Extracted data entries:
------------------------------------------------------------------------

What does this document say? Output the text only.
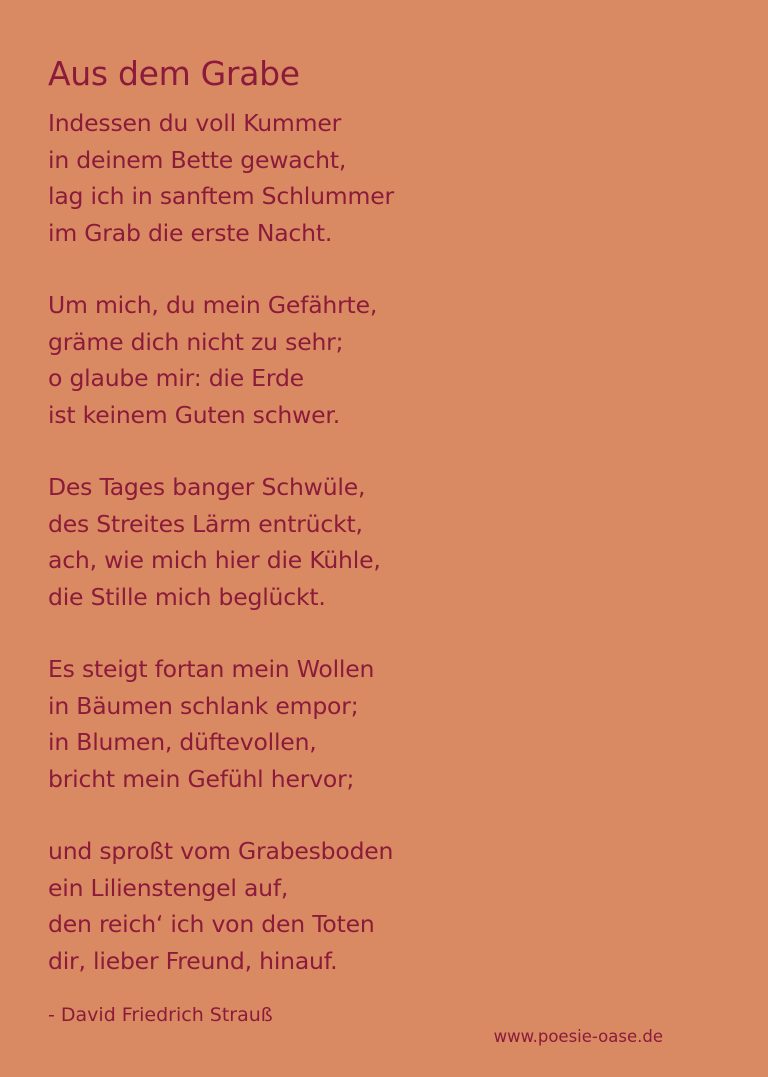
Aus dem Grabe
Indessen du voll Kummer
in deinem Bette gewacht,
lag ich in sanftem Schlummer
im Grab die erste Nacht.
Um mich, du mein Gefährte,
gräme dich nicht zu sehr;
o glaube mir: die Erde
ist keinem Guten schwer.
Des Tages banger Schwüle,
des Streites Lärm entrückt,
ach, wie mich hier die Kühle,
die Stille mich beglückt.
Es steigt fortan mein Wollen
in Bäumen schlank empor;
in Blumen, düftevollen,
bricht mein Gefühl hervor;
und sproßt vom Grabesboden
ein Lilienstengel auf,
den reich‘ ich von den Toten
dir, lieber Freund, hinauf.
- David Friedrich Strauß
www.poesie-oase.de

------------------------------------------------------------------------

» **Required task**
Locate and copy each line in the data above that includes the word "mein".

» **Solved problem**
Um mich, du mein Gefährte,
Es steigt fortan mein Wollen
bricht mein Gefühl hervor;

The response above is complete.